TASK TO CARRY OUT: Find every line with the word "water". Copy those lines.

(Extracted records)
###

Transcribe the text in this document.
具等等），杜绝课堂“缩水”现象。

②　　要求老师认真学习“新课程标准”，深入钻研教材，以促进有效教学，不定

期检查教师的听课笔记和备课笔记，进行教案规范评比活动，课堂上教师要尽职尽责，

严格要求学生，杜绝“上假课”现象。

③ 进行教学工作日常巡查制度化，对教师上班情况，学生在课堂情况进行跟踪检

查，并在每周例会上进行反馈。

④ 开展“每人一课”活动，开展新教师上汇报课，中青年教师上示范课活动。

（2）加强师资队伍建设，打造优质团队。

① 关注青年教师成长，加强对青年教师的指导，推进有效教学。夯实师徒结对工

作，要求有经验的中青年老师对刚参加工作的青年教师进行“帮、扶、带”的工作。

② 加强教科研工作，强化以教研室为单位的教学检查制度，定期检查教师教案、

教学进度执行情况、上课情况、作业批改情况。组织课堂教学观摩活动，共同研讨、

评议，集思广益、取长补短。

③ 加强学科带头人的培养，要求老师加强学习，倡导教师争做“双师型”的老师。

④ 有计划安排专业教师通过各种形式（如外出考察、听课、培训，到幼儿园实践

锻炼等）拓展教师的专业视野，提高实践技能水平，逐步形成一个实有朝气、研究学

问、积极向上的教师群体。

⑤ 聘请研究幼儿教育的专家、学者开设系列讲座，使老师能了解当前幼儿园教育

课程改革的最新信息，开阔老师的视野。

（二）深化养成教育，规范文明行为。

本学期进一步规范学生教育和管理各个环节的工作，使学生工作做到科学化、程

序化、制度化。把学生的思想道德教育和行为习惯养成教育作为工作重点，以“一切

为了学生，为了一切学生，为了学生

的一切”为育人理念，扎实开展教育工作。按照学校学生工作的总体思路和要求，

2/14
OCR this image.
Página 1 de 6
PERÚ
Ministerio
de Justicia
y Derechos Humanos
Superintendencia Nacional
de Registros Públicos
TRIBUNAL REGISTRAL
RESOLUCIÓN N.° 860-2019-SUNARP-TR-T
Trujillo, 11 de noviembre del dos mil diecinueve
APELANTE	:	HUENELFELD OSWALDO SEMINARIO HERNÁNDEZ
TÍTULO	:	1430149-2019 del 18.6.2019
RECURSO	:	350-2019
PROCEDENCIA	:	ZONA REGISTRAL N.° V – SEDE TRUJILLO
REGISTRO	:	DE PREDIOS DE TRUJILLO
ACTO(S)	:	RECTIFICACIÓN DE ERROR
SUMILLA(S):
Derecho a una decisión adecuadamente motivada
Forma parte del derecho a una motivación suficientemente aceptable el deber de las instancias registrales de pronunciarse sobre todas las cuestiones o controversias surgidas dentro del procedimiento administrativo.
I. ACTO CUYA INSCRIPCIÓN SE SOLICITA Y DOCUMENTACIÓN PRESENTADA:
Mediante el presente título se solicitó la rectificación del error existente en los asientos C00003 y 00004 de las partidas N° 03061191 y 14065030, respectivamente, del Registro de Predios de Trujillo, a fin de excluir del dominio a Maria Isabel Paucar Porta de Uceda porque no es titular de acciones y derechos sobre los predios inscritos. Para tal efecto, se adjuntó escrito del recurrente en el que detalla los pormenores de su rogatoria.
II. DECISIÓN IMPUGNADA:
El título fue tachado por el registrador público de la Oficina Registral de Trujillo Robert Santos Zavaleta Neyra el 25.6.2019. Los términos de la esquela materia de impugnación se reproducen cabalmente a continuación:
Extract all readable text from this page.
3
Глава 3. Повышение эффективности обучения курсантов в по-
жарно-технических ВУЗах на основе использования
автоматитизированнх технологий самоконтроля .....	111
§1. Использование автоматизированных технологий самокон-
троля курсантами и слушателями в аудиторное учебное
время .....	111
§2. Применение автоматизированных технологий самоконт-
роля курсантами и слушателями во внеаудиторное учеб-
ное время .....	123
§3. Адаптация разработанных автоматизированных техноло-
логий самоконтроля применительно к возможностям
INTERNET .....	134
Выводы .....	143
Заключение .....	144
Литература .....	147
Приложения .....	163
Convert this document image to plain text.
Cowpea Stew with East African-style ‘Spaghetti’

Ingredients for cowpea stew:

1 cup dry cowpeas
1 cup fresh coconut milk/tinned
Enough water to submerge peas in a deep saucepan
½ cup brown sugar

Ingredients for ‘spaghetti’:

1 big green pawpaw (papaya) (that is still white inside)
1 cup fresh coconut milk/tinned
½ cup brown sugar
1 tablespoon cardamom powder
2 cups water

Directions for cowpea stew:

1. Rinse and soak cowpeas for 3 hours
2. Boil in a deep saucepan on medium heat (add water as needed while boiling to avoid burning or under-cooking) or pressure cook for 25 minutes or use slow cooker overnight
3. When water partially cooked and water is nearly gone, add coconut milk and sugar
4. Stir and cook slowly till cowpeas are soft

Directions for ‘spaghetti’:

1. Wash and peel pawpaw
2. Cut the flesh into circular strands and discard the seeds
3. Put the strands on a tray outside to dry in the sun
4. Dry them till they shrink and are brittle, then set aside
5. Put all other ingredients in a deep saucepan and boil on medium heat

###

ANSWER TO THE PROBLEM:
Enough water to submerge peas in a deep saucepan
2 cups water
2. Boil in a deep saucepan on medium heat (add water as needed while boiling to avoid burning or under-cooking) or pressure cook for 25 minutes or use slow cooker overnight
3. When water partially cooked and water is nearly gone, add coconut milk and sugar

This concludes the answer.